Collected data
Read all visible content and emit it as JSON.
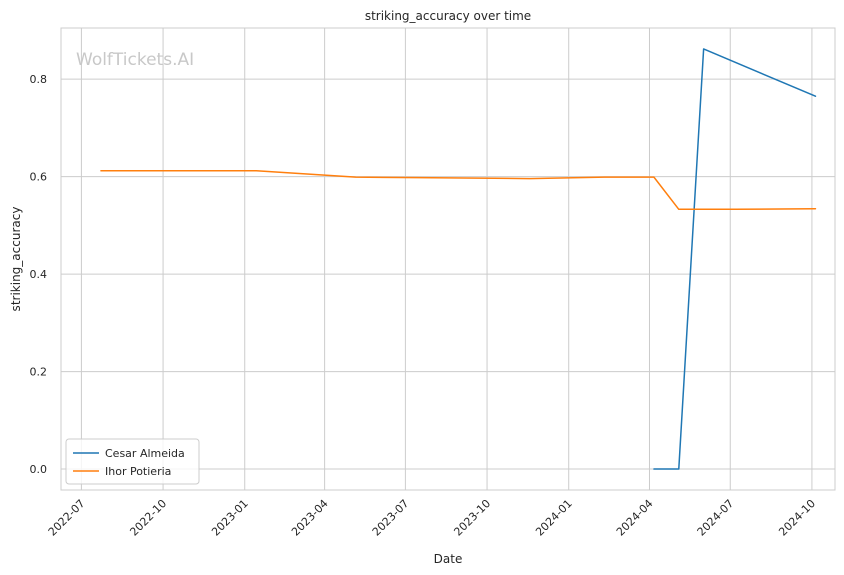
{
  "chart_data": {
    "type": "line",
    "title": "striking_accuracy over time",
    "xlabel": "Date",
    "ylabel": "striking_accuracy",
    "watermark": "WolfTickets.AI",
    "x_tick_labels": [
      "2022-07",
      "2022-10",
      "2023-01",
      "2023-04",
      "2023-07",
      "2023-10",
      "2024-01",
      "2024-04",
      "2024-07",
      "2024-10"
    ],
    "y_tick_labels": [
      "0.0",
      "0.2",
      "0.4",
      "0.6",
      "0.8"
    ],
    "xlim": [
      "2022-06-08",
      "2024-10-27"
    ],
    "ylim": [
      -0.043,
      0.905
    ],
    "grid": true,
    "legend_position": "lower-left",
    "series": [
      {
        "name": "Cesar Almeida",
        "color": "#1f77b4",
        "points": [
          {
            "x": "2024-04-06",
            "y": 0.0
          },
          {
            "x": "2024-05-04",
            "y": 0.0
          },
          {
            "x": "2024-06-01",
            "y": 0.862
          },
          {
            "x": "2024-10-05",
            "y": 0.765
          }
        ]
      },
      {
        "name": "Ihor Potieria",
        "color": "#ff7f0e",
        "points": [
          {
            "x": "2022-07-23",
            "y": 0.612
          },
          {
            "x": "2023-01-14",
            "y": 0.612
          },
          {
            "x": "2023-05-06",
            "y": 0.599
          },
          {
            "x": "2023-07-15",
            "y": 0.598
          },
          {
            "x": "2023-11-18",
            "y": 0.596
          },
          {
            "x": "2024-02-10",
            "y": 0.599
          },
          {
            "x": "2024-04-06",
            "y": 0.599
          },
          {
            "x": "2024-05-04",
            "y": 0.533
          },
          {
            "x": "2024-07-06",
            "y": 0.533
          },
          {
            "x": "2024-10-05",
            "y": 0.534
          }
        ]
      }
    ]
  }
}
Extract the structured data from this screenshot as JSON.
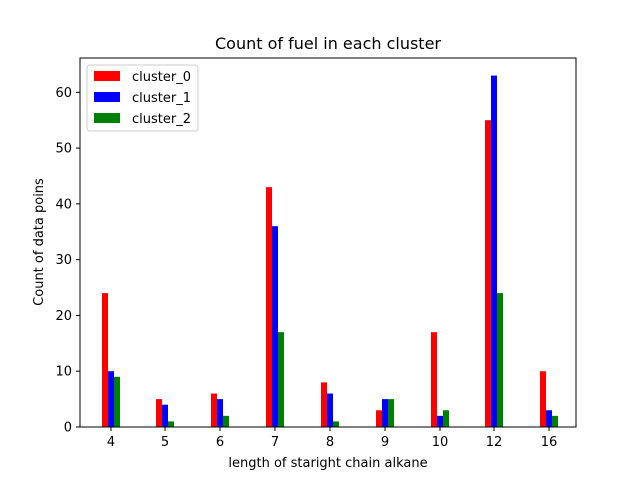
{
  "chart_data": {
    "type": "bar",
    "title": "Count of fuel in each cluster",
    "xlabel": "length of staright chain alkane",
    "ylabel": "Count of data poins",
    "categories": [
      "4",
      "5",
      "6",
      "7",
      "8",
      "9",
      "10",
      "12",
      "16"
    ],
    "series": [
      {
        "name": "cluster_0",
        "color": "#ff0000",
        "values": [
          24,
          5,
          6,
          43,
          8,
          3,
          17,
          55,
          10
        ]
      },
      {
        "name": "cluster_1",
        "color": "#0000ff",
        "values": [
          10,
          4,
          5,
          36,
          6,
          5,
          2,
          63,
          3
        ]
      },
      {
        "name": "cluster_2",
        "color": "#008000",
        "values": [
          9,
          1,
          2,
          17,
          1,
          5,
          3,
          24,
          2
        ]
      }
    ],
    "yticks": [
      0,
      10,
      20,
      30,
      40,
      50,
      60
    ],
    "ylim": [
      0,
      66.15
    ],
    "legend_position": "upper-left",
    "grid": false
  }
}
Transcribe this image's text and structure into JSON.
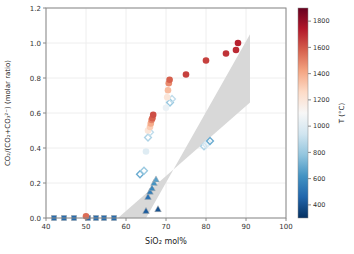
{
  "chart_data": {
    "type": "scatter",
    "xlabel": "SiO₂ mol%",
    "ylabel": "CO₂/(CO₂+CO₃²⁻) (molar ratio)",
    "xlim": [
      40,
      100
    ],
    "ylim": [
      0,
      1.2
    ],
    "xticks": [
      40,
      50,
      60,
      70,
      80,
      90,
      100
    ],
    "yticks": [
      {
        "value": 0,
        "label": "0.0"
      },
      0.2,
      0.4,
      0.6,
      0.8,
      {
        "value": 1,
        "label": "1.0"
      },
      1.2
    ],
    "colorbar": {
      "label": "T (°C)",
      "range": [
        300,
        1900
      ],
      "ticks": [
        400,
        600,
        800,
        1000,
        1200,
        1400,
        1600,
        1800
      ]
    },
    "band": {
      "x": [
        58,
        91,
        91,
        65
      ],
      "y": [
        0.0,
        0.66,
        1.05,
        0.0
      ],
      "color": "#d8d8d8"
    },
    "series": [
      {
        "marker": "square",
        "x": [
          42.0,
          44.5,
          47.0,
          50.5,
          52.5,
          54.5,
          57.0
        ],
        "values": [
          0.0,
          0.0,
          0.0,
          0.0,
          0.0,
          0.0,
          0.0
        ],
        "temperature": [
          480,
          480,
          480,
          480,
          480,
          480,
          480
        ]
      },
      {
        "marker": "triangle",
        "x": [
          65.0,
          65.5,
          66.0,
          66.5,
          67.0,
          67.5,
          68.0
        ],
        "values": [
          0.04,
          0.12,
          0.15,
          0.17,
          0.2,
          0.22,
          0.05
        ],
        "temperature": [
          430,
          500,
          540,
          580,
          620,
          660,
          400
        ]
      },
      {
        "marker": "open-diamond",
        "x": [
          63.5,
          64.5,
          65.5,
          66.0,
          71.0,
          71.5,
          79.5,
          80.0,
          80.5,
          81.0
        ],
        "values": [
          0.25,
          0.27,
          0.46,
          0.49,
          0.66,
          0.68,
          0.41,
          0.42,
          0.43,
          0.44
        ],
        "temperature": [
          700,
          800,
          850,
          900,
          800,
          900,
          850,
          950,
          1000,
          700
        ]
      },
      {
        "marker": "circle",
        "x": [
          50.0,
          65.0,
          65.5,
          66.0,
          66.2,
          66.4,
          66.6,
          66.8,
          70.0,
          70.3,
          70.5,
          70.7,
          70.9,
          75.0,
          80.0,
          85.0,
          87.5,
          88.0
        ],
        "values": [
          0.01,
          0.38,
          0.5,
          0.52,
          0.54,
          0.56,
          0.57,
          0.59,
          0.63,
          0.69,
          0.73,
          0.77,
          0.79,
          0.82,
          0.9,
          0.94,
          0.96,
          1.0
        ],
        "temperature": [
          1550,
          1000,
          1200,
          1300,
          1400,
          1500,
          1580,
          1620,
          1050,
          1200,
          1350,
          1480,
          1580,
          1650,
          1650,
          1680,
          1700,
          1720
        ]
      }
    ]
  }
}
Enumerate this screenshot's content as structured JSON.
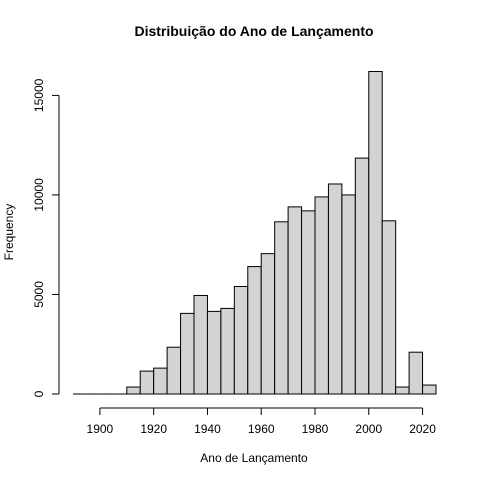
{
  "chart_data": {
    "type": "bar",
    "title": "Distribuição do Ano de Lançamento",
    "xlabel": "Ano de Lançamento",
    "ylabel": "Frequency",
    "bin_width": 5,
    "bins": [
      [
        1890,
        1895,
        0
      ],
      [
        1895,
        1900,
        0
      ],
      [
        1900,
        1905,
        0
      ],
      [
        1905,
        1910,
        0
      ],
      [
        1910,
        1915,
        350
      ],
      [
        1915,
        1920,
        1150
      ],
      [
        1920,
        1925,
        1300
      ],
      [
        1925,
        1930,
        2350
      ],
      [
        1930,
        1935,
        4050
      ],
      [
        1935,
        1940,
        4950
      ],
      [
        1940,
        1945,
        4150
      ],
      [
        1945,
        1950,
        4300
      ],
      [
        1950,
        1955,
        5400
      ],
      [
        1955,
        1960,
        6400
      ],
      [
        1960,
        1965,
        7050
      ],
      [
        1965,
        1970,
        8650
      ],
      [
        1970,
        1975,
        9400
      ],
      [
        1975,
        1980,
        9200
      ],
      [
        1980,
        1985,
        9900
      ],
      [
        1985,
        1990,
        10550
      ],
      [
        1990,
        1995,
        10000
      ],
      [
        1995,
        2000,
        11850
      ],
      [
        2000,
        2005,
        16200
      ],
      [
        2005,
        2010,
        8700
      ],
      [
        2010,
        2015,
        350
      ],
      [
        2015,
        2020,
        2100
      ],
      [
        2020,
        2025,
        450
      ]
    ],
    "xlim": [
      1890,
      2025
    ],
    "ylim": [
      0,
      16200
    ],
    "x_ticks": [
      1900,
      1920,
      1940,
      1960,
      1980,
      2000,
      2020
    ],
    "y_ticks": [
      0,
      5000,
      10000,
      15000
    ],
    "bar_color": "#d3d3d3",
    "edge_color": "#000000",
    "grid": false,
    "legend": "none"
  }
}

■ WRITTEN INSTRUCTION: Reproduce each record from above exactly; pictures do not belong in the copy.

■ RESPONSE TO THE TASK:
Read all visible content and emit it as JSON.
{
  "chart_data": {
    "type": "line",
    "title": "striking_accuracy over time",
    "xlabel": "Date",
    "ylabel": "striking_accuracy",
    "watermark": "WolfTickets.AI",
    "x_tick_labels": [
      "2022-07",
      "2022-10",
      "2023-01",
      "2023-04",
      "2023-07",
      "2023-10",
      "2024-01",
      "2024-04",
      "2024-07",
      "2024-10"
    ],
    "y_tick_labels": [
      "0.0",
      "0.2",
      "0.4",
      "0.6",
      "0.8"
    ],
    "xlim": [
      "2022-06-08",
      "2024-10-27"
    ],
    "ylim": [
      -0.043,
      0.905
    ],
    "grid": true,
    "legend_position": "lower-left",
    "series": [
      {
        "name": "Cesar Almeida",
        "color": "#1f77b4",
        "points": [
          {
            "x": "2024-04-06",
            "y": 0.0
          },
          {
            "x": "2024-05-04",
            "y": 0.0
          },
          {
            "x": "2024-06-01",
            "y": 0.862
          },
          {
            "x": "2024-10-05",
            "y": 0.765
          }
        ]
      },
      {
        "name": "Ihor Potieria",
        "color": "#ff7f0e",
        "points": [
          {
            "x": "2022-07-23",
            "y": 0.612
          },
          {
            "x": "2023-01-14",
            "y": 0.612
          },
          {
            "x": "2023-05-06",
            "y": 0.599
          },
          {
            "x": "2023-07-15",
            "y": 0.598
          },
          {
            "x": "2023-11-18",
            "y": 0.596
          },
          {
            "x": "2024-02-10",
            "y": 0.599
          },
          {
            "x": "2024-04-06",
            "y": 0.599
          },
          {
            "x": "2024-05-04",
            "y": 0.533
          },
          {
            "x": "2024-07-06",
            "y": 0.533
          },
          {
            "x": "2024-10-05",
            "y": 0.534
          }
        ]
      }
    ]
  }
}
Extract the structured data from this screenshot as JSON.
{
  "chart_data": {
    "type": "bar",
    "title": "Count of fuel in each cluster",
    "xlabel": "length of staright chain alkane",
    "ylabel": "Count of data poins",
    "categories": [
      "4",
      "5",
      "6",
      "7",
      "8",
      "9",
      "10",
      "12",
      "16"
    ],
    "series": [
      {
        "name": "cluster_0",
        "color": "#ff0000",
        "values": [
          24,
          5,
          6,
          43,
          8,
          3,
          17,
          55,
          10
        ]
      },
      {
        "name": "cluster_1",
        "color": "#0000ff",
        "values": [
          10,
          4,
          5,
          36,
          6,
          5,
          2,
          63,
          3
        ]
      },
      {
        "name": "cluster_2",
        "color": "#008000",
        "values": [
          9,
          1,
          2,
          17,
          1,
          5,
          3,
          24,
          2
        ]
      }
    ],
    "yticks": [
      0,
      10,
      20,
      30,
      40,
      50,
      60
    ],
    "ylim": [
      0,
      66.15
    ],
    "legend_position": "upper-left",
    "grid": false
  }
}
Transcribe this image's text and structure into JSON.
{
  "chart_data": {
    "type": "scatter",
    "xlabel": "SiO₂ mol%",
    "ylabel": "CO₂/(CO₂+CO₃²⁻) (molar ratio)",
    "xlim": [
      40,
      100
    ],
    "ylim": [
      0,
      1.2
    ],
    "xticks": [
      40,
      50,
      60,
      70,
      80,
      90,
      100
    ],
    "yticks": [
      {
        "value": 0,
        "label": "0.0"
      },
      0.2,
      0.4,
      0.6,
      0.8,
      {
        "value": 1,
        "label": "1.0"
      },
      1.2
    ],
    "colorbar": {
      "label": "T (°C)",
      "range": [
        300,
        1900
      ],
      "ticks": [
        400,
        600,
        800,
        1000,
        1200,
        1400,
        1600,
        1800
      ]
    },
    "band": {
      "x": [
        58,
        91,
        91,
        65
      ],
      "y": [
        0.0,
        0.66,
        1.05,
        0.0
      ],
      "color": "#d8d8d8"
    },
    "series": [
      {
        "marker": "square",
        "x": [
          42.0,
          44.5,
          47.0,
          50.5,
          52.5,
          54.5,
          57.0
        ],
        "values": [
          0.0,
          0.0,
          0.0,
          0.0,
          0.0,
          0.0,
          0.0
        ],
        "temperature": [
          480,
          480,
          480,
          480,
          480,
          480,
          480
        ]
      },
      {
        "marker": "triangle",
        "x": [
          65.0,
          65.5,
          66.0,
          66.5,
          67.0,
          67.5,
          68.0
        ],
        "values": [
          0.04,
          0.12,
          0.15,
          0.17,
          0.2,
          0.22,
          0.05
        ],
        "temperature": [
          430,
          500,
          540,
          580,
          620,
          660,
          400
        ]
      },
      {
        "marker": "open-diamond",
        "x": [
          63.5,
          64.5,
          65.5,
          66.0,
          71.0,
          71.5,
          79.5,
          80.0,
          80.5,
          81.0
        ],
        "values": [
          0.25,
          0.27,
          0.46,
          0.49,
          0.66,
          0.68,
          0.41,
          0.42,
          0.43,
          0.44
        ],
        "temperature": [
          700,
          800,
          850,
          900,
          800,
          900,
          850,
          950,
          1000,
          700
        ]
      },
      {
        "marker": "circle",
        "x": [
          50.0,
          65.0,
          65.5,
          66.0,
          66.2,
          66.4,
          66.6,
          66.8,
          70.0,
          70.3,
          70.5,
          70.7,
          70.9,
          75.0,
          80.0,
          85.0,
          87.5,
          88.0
        ],
        "values": [
          0.01,
          0.38,
          0.5,
          0.52,
          0.54,
          0.56,
          0.57,
          0.59,
          0.63,
          0.69,
          0.73,
          0.77,
          0.79,
          0.82,
          0.9,
          0.94,
          0.96,
          1.0
        ],
        "temperature": [
          1550,
          1000,
          1200,
          1300,
          1400,
          1500,
          1580,
          1620,
          1050,
          1200,
          1350,
          1480,
          1580,
          1650,
          1650,
          1680,
          1700,
          1720
        ]
      }
    ]
  }
}
Enumerate this screenshot's content as structured JSON.
{
  "chart_data": {
    "type": "bar",
    "title": "Distribuição do Ano de Lançamento",
    "xlabel": "Ano de Lançamento",
    "ylabel": "Frequency",
    "bin_width": 5,
    "bins": [
      [
        1890,
        1895,
        0
      ],
      [
        1895,
        1900,
        0
      ],
      [
        1900,
        1905,
        0
      ],
      [
        1905,
        1910,
        0
      ],
      [
        1910,
        1915,
        350
      ],
      [
        1915,
        1920,
        1150
      ],
      [
        1920,
        1925,
        1300
      ],
      [
        1925,
        1930,
        2350
      ],
      [
        1930,
        1935,
        4050
      ],
      [
        1935,
        1940,
        4950
      ],
      [
        1940,
        1945,
        4150
      ],
      [
        1945,
        1950,
        4300
      ],
      [
        1950,
        1955,
        5400
      ],
      [
        1955,
        1960,
        6400
      ],
      [
        1960,
        1965,
        7050
      ],
      [
        1965,
        1970,
        8650
      ],
      [
        1970,
        1975,
        9400
      ],
      [
        1975,
        1980,
        9200
      ],
      [
        1980,
        1985,
        9900
      ],
      [
        1985,
        1990,
        10550
      ],
      [
        1990,
        1995,
        10000
      ],
      [
        1995,
        2000,
        11850
      ],
      [
        2000,
        2005,
        16200
      ],
      [
        2005,
        2010,
        8700
      ],
      [
        2010,
        2015,
        350
      ],
      [
        2015,
        2020,
        2100
      ],
      [
        2020,
        2025,
        450
      ]
    ],
    "xlim": [
      1890,
      2025
    ],
    "ylim": [
      0,
      16200
    ],
    "x_ticks": [
      1900,
      1920,
      1940,
      1960,
      1980,
      2000,
      2020
    ],
    "y_ticks": [
      0,
      5000,
      10000,
      15000
    ],
    "bar_color": "#d3d3d3",
    "edge_color": "#000000",
    "grid": false,
    "legend": "none"
  }
}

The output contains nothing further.